**RECORDS SUPPLIED**.

......

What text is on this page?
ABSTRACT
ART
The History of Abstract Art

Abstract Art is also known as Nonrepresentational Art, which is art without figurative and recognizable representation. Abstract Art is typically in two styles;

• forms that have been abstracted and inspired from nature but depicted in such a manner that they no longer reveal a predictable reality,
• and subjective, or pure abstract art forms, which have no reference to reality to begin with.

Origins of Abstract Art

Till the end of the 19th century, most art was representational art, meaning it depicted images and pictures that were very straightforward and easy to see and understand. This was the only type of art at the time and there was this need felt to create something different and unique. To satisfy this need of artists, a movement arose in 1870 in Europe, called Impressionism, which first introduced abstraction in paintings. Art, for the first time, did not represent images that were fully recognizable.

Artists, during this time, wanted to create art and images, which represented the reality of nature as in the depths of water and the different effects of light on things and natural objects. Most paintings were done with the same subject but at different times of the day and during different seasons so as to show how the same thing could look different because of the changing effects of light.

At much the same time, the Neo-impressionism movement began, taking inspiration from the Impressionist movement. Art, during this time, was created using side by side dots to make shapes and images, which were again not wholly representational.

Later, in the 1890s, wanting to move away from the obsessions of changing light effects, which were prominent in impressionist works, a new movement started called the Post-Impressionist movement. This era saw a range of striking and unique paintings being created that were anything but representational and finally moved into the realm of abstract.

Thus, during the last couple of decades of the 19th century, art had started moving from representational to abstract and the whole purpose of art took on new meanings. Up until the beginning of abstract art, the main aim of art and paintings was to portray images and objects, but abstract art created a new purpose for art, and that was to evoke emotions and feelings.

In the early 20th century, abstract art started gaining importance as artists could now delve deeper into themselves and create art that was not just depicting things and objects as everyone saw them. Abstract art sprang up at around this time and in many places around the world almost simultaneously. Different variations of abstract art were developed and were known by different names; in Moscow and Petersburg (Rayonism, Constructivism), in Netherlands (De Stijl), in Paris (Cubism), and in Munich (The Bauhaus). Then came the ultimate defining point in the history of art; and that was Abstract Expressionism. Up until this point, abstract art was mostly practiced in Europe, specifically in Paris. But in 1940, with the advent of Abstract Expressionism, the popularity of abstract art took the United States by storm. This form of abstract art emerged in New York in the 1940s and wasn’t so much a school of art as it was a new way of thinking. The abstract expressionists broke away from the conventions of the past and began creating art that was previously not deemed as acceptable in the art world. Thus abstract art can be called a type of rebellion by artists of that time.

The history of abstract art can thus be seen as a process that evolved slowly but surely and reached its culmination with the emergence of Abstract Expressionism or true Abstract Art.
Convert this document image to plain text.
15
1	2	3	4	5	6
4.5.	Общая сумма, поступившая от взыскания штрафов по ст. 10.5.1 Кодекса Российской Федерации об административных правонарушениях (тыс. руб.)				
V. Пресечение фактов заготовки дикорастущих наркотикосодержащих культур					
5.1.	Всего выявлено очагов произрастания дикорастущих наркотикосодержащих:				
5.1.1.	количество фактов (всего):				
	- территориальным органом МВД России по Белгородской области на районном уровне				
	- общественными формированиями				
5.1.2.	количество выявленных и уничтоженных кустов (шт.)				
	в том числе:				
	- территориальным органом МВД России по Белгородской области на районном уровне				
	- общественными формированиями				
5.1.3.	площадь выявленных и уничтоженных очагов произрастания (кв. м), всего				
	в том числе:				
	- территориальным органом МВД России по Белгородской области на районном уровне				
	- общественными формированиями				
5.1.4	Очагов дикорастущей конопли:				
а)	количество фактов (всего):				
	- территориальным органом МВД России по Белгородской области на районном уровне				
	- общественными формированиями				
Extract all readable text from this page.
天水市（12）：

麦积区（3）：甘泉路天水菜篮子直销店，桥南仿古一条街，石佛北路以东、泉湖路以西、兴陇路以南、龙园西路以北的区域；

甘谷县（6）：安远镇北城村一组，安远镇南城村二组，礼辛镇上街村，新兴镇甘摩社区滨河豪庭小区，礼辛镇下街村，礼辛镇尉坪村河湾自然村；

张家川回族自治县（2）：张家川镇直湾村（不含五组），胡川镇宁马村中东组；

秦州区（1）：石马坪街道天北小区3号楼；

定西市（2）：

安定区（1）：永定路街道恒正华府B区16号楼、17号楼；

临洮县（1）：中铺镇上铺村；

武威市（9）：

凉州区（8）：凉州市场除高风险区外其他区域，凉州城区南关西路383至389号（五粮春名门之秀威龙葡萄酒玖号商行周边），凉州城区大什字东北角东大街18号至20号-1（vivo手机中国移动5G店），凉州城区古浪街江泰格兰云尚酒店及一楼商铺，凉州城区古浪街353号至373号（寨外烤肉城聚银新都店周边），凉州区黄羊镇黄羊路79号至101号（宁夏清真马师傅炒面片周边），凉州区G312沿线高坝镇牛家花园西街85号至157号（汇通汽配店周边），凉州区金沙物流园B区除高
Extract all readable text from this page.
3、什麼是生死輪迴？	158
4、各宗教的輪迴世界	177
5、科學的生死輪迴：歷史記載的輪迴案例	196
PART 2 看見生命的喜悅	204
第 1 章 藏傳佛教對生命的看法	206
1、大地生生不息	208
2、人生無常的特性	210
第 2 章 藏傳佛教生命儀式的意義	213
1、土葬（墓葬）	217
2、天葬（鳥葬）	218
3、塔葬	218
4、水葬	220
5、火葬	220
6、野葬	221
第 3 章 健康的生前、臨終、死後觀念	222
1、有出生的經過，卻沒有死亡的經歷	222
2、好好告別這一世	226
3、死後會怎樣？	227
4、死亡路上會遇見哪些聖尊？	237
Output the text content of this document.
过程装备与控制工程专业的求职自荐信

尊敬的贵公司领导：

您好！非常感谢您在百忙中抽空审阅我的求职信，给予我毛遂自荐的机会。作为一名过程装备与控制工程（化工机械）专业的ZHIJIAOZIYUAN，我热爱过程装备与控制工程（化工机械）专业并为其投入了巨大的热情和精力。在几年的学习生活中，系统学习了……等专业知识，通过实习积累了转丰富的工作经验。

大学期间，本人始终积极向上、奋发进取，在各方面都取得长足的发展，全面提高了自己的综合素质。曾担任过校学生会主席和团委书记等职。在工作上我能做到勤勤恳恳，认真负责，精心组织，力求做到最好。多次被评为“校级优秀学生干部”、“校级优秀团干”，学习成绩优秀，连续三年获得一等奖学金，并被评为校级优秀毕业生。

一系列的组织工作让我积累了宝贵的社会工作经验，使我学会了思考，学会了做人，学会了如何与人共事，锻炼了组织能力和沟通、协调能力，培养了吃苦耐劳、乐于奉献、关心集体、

......

**DIRECTIONS**.
Which lines hold the word "effects"? Return all of them from the records above.

**EXPECTED ANSWER**.
Artists, during this time, wanted to create art and images, which represented the reality of nature as in the depths of water and the different effects of light on things and natural objects. Most paintings were done with the same subject but at different times of the day and during different seasons so as to show how the same thing could look different because of the changing effects of light.
Later, in the 1890s, wanting to move away from the obsessions of changing light effects, which were prominent in impressionist works, a new movement started called the Post-Impressionist movement. This era saw a range of striking and unique paintings being created that were anything but representational and finally moved into the realm of abstract.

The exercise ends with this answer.